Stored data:
START
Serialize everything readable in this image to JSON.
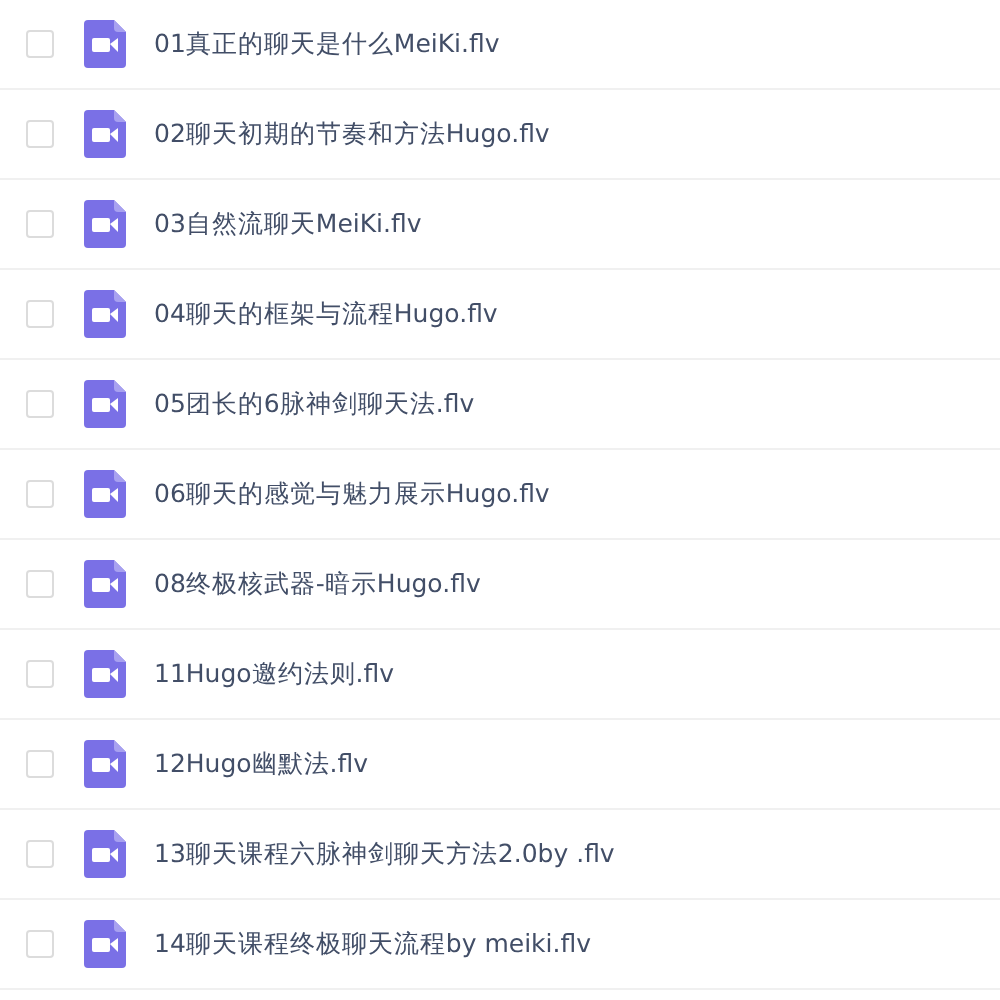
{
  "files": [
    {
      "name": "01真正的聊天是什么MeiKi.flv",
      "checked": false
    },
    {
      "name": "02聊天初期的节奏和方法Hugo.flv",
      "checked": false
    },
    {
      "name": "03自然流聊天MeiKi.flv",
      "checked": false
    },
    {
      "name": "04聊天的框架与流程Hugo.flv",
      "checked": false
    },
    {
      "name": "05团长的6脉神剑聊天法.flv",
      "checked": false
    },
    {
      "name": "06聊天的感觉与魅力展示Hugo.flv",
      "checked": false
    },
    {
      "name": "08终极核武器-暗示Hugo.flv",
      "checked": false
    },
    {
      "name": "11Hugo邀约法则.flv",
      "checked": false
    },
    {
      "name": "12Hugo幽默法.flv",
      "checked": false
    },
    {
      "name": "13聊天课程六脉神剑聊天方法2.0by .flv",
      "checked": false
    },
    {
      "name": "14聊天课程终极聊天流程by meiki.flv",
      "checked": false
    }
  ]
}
END
What you have to do:
Return all lines of the material above in which the word "name" occurs.

Finished exercise:
      "name": "01真正的聊天是什么MeiKi.flv",
      "name": "02聊天初期的节奏和方法Hugo.flv",
      "name": "03自然流聊天MeiKi.flv",
      "name": "04聊天的框架与流程Hugo.flv",
      "name": "05团长的6脉神剑聊天法.flv",
      "name": "06聊天的感觉与魅力展示Hugo.flv",
      "name": "08终极核武器-暗示Hugo.flv",
      "name": "11Hugo邀约法则.flv",
      "name": "12Hugo幽默法.flv",
      "name": "13聊天课程六脉神剑聊天方法2.0by .flv",
      "name": "14聊天课程终极聊天流程by meiki.flv",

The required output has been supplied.